**** Raw data
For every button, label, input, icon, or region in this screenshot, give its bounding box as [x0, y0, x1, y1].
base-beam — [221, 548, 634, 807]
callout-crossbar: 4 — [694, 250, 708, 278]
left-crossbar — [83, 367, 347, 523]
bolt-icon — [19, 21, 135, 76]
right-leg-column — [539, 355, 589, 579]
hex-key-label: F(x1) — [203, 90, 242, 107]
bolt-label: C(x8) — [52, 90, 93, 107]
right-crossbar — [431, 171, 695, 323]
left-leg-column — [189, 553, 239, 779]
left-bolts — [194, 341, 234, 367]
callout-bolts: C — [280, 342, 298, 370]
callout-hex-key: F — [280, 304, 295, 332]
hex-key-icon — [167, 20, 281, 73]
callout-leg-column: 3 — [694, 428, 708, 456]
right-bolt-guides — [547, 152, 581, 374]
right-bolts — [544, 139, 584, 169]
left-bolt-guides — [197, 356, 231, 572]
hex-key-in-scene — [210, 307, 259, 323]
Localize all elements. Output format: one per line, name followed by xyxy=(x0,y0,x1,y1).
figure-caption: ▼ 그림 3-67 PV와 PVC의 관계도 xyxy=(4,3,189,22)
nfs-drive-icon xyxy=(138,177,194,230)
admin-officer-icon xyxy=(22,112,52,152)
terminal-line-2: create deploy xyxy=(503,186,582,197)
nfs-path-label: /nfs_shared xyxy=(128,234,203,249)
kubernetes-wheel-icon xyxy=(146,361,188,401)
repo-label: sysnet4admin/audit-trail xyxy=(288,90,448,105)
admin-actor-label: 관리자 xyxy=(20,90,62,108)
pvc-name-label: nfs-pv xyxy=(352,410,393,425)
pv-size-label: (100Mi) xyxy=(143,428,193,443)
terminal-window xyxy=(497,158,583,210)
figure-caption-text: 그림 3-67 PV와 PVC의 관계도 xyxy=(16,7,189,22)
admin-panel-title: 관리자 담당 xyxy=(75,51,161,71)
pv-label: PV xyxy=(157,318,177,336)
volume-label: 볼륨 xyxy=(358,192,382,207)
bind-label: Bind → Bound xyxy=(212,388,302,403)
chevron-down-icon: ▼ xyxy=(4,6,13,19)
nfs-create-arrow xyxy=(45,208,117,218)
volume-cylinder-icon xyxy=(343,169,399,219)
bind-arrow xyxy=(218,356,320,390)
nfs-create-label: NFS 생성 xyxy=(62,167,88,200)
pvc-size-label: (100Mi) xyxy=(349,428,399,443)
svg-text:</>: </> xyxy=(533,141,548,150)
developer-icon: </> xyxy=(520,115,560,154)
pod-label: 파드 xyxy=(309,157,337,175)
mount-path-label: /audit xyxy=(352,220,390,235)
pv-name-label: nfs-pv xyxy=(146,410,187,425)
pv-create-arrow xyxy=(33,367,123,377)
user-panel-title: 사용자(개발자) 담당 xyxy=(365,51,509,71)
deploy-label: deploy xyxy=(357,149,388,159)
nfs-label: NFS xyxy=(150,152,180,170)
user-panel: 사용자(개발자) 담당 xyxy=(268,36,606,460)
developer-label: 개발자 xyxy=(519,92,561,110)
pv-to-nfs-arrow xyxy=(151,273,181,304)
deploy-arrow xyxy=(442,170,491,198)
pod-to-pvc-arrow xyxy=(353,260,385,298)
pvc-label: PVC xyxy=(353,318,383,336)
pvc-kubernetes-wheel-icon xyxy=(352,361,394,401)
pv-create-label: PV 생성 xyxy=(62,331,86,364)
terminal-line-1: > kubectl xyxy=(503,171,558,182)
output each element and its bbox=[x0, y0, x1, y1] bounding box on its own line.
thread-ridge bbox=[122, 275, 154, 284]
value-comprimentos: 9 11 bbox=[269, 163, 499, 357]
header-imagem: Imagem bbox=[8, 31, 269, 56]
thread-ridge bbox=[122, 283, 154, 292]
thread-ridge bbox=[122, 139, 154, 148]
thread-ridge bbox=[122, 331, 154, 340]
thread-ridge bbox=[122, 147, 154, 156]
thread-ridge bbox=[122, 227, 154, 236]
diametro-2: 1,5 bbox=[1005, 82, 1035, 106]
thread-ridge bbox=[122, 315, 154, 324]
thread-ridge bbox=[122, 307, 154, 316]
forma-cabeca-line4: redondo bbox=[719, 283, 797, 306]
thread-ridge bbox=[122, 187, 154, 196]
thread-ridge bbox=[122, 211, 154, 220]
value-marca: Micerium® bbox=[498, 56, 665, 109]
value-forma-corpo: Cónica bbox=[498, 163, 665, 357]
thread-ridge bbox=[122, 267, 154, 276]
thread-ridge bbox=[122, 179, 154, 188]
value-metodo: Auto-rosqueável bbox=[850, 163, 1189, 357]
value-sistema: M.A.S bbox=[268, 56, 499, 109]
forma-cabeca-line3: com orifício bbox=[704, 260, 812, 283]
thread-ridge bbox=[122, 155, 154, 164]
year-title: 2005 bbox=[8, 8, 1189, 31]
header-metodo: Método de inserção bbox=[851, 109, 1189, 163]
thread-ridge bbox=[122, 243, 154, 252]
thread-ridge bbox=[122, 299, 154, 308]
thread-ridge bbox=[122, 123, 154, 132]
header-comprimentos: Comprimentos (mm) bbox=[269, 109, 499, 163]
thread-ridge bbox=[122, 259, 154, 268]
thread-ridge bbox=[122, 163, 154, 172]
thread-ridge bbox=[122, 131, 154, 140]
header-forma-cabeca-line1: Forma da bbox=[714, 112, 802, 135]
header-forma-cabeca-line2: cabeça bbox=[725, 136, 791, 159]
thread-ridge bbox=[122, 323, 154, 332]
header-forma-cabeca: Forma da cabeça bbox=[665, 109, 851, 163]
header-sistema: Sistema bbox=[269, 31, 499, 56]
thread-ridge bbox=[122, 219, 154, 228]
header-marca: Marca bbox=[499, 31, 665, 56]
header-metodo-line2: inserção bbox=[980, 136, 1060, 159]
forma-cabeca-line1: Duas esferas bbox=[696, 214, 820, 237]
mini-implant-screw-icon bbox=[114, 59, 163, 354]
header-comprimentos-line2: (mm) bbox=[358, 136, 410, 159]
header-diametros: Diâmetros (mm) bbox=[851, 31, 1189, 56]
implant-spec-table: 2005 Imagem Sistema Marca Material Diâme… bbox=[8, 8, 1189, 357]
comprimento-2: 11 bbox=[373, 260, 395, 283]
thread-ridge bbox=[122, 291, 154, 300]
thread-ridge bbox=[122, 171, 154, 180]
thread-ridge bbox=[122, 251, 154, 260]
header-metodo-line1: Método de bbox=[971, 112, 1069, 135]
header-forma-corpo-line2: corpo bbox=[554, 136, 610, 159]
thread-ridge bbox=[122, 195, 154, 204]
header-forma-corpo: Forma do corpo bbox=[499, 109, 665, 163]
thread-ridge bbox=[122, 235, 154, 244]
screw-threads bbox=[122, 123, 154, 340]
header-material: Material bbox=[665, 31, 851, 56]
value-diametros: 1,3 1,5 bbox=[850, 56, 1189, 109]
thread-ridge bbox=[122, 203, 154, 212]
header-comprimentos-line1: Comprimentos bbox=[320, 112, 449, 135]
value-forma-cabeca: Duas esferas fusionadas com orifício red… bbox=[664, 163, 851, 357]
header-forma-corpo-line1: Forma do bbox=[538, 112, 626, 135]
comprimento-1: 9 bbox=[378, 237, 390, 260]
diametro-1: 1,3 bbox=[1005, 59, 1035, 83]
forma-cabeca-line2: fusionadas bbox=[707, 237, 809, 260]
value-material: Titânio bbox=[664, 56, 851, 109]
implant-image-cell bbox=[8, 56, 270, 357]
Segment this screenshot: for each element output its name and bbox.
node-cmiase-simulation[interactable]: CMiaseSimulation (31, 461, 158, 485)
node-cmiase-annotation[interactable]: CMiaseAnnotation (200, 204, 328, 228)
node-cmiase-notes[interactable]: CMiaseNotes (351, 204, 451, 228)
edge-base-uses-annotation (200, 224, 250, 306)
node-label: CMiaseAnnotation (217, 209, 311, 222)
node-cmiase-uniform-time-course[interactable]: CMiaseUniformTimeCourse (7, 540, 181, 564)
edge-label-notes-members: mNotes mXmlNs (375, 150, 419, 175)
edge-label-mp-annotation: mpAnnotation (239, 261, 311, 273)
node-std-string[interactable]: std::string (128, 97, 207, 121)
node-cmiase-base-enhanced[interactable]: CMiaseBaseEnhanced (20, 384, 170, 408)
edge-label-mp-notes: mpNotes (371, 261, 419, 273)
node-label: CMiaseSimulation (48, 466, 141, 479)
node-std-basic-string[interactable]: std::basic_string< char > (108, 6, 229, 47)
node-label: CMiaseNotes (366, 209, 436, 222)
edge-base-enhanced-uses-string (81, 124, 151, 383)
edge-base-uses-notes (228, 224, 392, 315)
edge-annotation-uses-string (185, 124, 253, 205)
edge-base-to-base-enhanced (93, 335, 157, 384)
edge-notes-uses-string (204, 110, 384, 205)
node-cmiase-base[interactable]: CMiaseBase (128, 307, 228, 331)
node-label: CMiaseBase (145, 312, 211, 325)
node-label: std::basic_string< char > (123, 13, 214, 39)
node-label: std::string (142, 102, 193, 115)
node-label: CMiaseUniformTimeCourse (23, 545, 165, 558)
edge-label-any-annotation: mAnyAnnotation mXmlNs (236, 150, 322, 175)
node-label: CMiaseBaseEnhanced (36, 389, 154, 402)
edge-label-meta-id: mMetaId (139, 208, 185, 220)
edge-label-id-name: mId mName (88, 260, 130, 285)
********
- [Task description] Reproduce the material above word for word, from its very beginning down to and including the line containing "terminal-window xyxy=(497,158,583,210)".

- [Answer to this exercise]
For every button, label, input, icon, or region in this screenshot, give its bounding box as [x0, y0, x1, y1].
base-beam — [221, 548, 634, 807]
callout-crossbar: 4 — [694, 250, 708, 278]
left-crossbar — [83, 367, 347, 523]
bolt-icon — [19, 21, 135, 76]
right-leg-column — [539, 355, 589, 579]
hex-key-label: F(x1) — [203, 90, 242, 107]
bolt-label: C(x8) — [52, 90, 93, 107]
right-crossbar — [431, 171, 695, 323]
left-leg-column — [189, 553, 239, 779]
left-bolts — [194, 341, 234, 367]
callout-bolts: C — [280, 342, 298, 370]
callout-hex-key: F — [280, 304, 295, 332]
hex-key-icon — [167, 20, 281, 73]
callout-leg-column: 3 — [694, 428, 708, 456]
right-bolt-guides — [547, 152, 581, 374]
right-bolts — [544, 139, 584, 169]
left-bolt-guides — [197, 356, 231, 572]
hex-key-in-scene — [210, 307, 259, 323]
Localize all elements. Output format: one per line, name followed by xyxy=(x0,y0,x1,y1).
figure-caption: ▼ 그림 3-67 PV와 PVC의 관계도 xyxy=(4,3,189,22)
nfs-drive-icon xyxy=(138,177,194,230)
admin-officer-icon xyxy=(22,112,52,152)
terminal-line-2: create deploy xyxy=(503,186,582,197)
nfs-path-label: /nfs_shared xyxy=(128,234,203,249)
kubernetes-wheel-icon xyxy=(146,361,188,401)
repo-label: sysnet4admin/audit-trail xyxy=(288,90,448,105)
admin-actor-label: 관리자 xyxy=(20,90,62,108)
pvc-name-label: nfs-pv xyxy=(352,410,393,425)
pv-size-label: (100Mi) xyxy=(143,428,193,443)
terminal-window xyxy=(497,158,583,210)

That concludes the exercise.